• _STATED PROBLEM_: Restate the full set of records exactly, word for word.

• _THE DATA_:
----

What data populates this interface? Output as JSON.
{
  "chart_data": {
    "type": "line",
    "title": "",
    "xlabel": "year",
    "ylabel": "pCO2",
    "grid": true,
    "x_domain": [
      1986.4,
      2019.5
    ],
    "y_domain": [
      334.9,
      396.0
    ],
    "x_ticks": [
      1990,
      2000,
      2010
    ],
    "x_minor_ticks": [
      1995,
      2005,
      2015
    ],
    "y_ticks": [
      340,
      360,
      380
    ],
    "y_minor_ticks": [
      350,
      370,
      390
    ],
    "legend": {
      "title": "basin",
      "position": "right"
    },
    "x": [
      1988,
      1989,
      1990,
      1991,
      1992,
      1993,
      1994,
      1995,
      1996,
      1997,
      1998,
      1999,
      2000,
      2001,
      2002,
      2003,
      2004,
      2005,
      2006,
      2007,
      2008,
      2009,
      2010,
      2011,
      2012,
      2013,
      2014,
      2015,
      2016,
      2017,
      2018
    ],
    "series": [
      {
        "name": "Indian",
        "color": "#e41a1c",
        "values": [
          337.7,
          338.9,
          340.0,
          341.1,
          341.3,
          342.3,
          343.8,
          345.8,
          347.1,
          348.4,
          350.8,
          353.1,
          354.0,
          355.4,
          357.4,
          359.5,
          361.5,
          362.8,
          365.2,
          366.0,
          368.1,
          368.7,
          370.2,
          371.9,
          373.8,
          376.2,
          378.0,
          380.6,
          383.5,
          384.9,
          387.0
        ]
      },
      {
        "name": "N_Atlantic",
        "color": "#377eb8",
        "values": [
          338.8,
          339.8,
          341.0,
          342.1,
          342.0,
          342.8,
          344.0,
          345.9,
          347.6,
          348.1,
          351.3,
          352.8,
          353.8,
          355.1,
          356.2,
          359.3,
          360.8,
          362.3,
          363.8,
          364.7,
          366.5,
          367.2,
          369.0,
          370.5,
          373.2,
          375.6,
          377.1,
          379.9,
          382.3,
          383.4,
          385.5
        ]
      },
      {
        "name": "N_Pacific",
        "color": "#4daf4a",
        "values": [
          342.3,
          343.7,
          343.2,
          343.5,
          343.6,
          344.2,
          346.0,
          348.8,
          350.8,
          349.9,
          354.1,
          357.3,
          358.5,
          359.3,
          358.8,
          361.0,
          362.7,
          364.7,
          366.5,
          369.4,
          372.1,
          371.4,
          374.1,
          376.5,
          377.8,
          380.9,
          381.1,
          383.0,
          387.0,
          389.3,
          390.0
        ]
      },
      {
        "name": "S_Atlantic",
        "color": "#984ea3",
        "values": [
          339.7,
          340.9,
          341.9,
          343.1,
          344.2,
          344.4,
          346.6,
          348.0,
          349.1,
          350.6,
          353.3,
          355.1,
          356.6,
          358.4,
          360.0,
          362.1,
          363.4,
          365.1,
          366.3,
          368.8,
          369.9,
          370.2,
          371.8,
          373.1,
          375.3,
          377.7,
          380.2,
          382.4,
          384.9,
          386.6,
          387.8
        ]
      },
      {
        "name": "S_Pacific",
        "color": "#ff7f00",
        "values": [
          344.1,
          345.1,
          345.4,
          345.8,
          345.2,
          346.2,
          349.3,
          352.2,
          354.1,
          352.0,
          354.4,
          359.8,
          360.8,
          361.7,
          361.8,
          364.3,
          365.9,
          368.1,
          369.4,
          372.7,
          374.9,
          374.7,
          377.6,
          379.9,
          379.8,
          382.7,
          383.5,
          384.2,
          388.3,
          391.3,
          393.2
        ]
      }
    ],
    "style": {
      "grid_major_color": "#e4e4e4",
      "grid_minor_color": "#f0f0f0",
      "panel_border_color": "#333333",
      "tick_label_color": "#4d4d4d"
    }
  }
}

----

• _SOLUTION FOR THIS EXERCISE_:
What data populates this interface? Output as JSON.
{
  "chart_data": {
    "type": "line",
    "title": "",
    "xlabel": "year",
    "ylabel": "pCO2",
    "grid": true,
    "x_domain": [
      1986.4,
      2019.5
    ],
    "y_domain": [
      334.9,
      396.0
    ],
    "x_ticks": [
      1990,
      2000,
      2010
    ],
    "x_minor_ticks": [
      1995,
      2005,
      2015
    ],
    "y_ticks": [
      340,
      360,
      380
    ],
    "y_minor_ticks": [
      350,
      370,
      390
    ],
    "legend": {
      "title": "basin",
      "position": "right"
    },
    "x": [
      1988,
      1989,
      1990,
      1991,
      1992,
      1993,
      1994,
      1995,
      1996,
      1997,
      1998,
      1999,
      2000,
      2001,
      2002,
      2003,
      2004,
      2005,
      2006,
      2007,
      2008,
      2009,
      2010,
      2011,
      2012,
      2013,
      2014,
      2015,
      2016,
      2017,
      2018
    ],
    "series": [
      {
        "name": "Indian",
        "color": "#e41a1c",
        "values": [
          337.7,
          338.9,
          340.0,
          341.1,
          341.3,
          342.3,
          343.8,
          345.8,
          347.1,
          348.4,
          350.8,
          353.1,
          354.0,
          355.4,
          357.4,
          359.5,
          361.5,
          362.8,
          365.2,
          366.0,
          368.1,
          368.7,
          370.2,
          371.9,
          373.8,
          376.2,
          378.0,
          380.6,
          383.5,
          384.9,
          387.0
        ]
      },
      {
        "name": "N_Atlantic",
        "color": "#377eb8",
        "values": [
          338.8,
          339.8,
          341.0,
          342.1,
          342.0,
          342.8,
          344.0,
          345.9,
          347.6,
          348.1,
          351.3,
          352.8,
          353.8,
          355.1,
          356.2,
          359.3,
          360.8,
          362.3,
          363.8,
          364.7,
          366.5,
          367.2,
          369.0,
          370.5,
          373.2,
          375.6,
          377.1,
          379.9,
          382.3,
          383.4,
          385.5
        ]
      },
      {
        "name": "N_Pacific",
        "color": "#4daf4a",
        "values": [
          342.3,
          343.7,
          343.2,
          343.5,
          343.6,
          344.2,
          346.0,
          348.8,
          350.8,
          349.9,
          354.1,
          357.3,
          358.5,
          359.3,
          358.8,
          361.0,
          362.7,
          364.7,
          366.5,
          369.4,
          372.1,
          371.4,
          374.1,
          376.5,
          377.8,
          380.9,
          381.1,
          383.0,
          387.0,
          389.3,
          390.0
        ]
      },
      {
        "name": "S_Atlantic",
        "color": "#984ea3",
        "values": [
          339.7,
          340.9,
          341.9,
          343.1,
          344.2,
          344.4,
          346.6,
          348.0,
          349.1,
          350.6,
          353.3,
          355.1,
          356.6,
          358.4,
          360.0,
          362.1,
          363.4,
          365.1,
          366.3,
          368.8,
          369.9,
          370.2,
          371.8,
          373.1,
          375.3,
          377.7,
          380.2,
          382.4,
          384.9,
          386.6,
          387.8
        ]
      },
      {
        "name": "S_Pacific",
        "color": "#ff7f00",
        "values": [
          344.1,
          345.1,
          345.4,
          345.8,
          345.2,
          346.2,
          349.3,
          352.2,
          354.1,
          352.0,
          354.4,
          359.8,
          360.8,
          361.7,
          361.8,
          364.3,
          365.9,
          368.1,
          369.4,
          372.7,
          374.9,
          374.7,
          377.6,
          379.9,
          379.8,
          382.7,
          383.5,
          384.2,
          388.3,
          391.3,
          393.2
        ]
      }
    ],
    "style": {
      "grid_major_color": "#e4e4e4",
      "grid_minor_color": "#f0f0f0",
      "panel_border_color": "#333333",
      "tick_label_color": "#4d4d4d"
    }
  }
}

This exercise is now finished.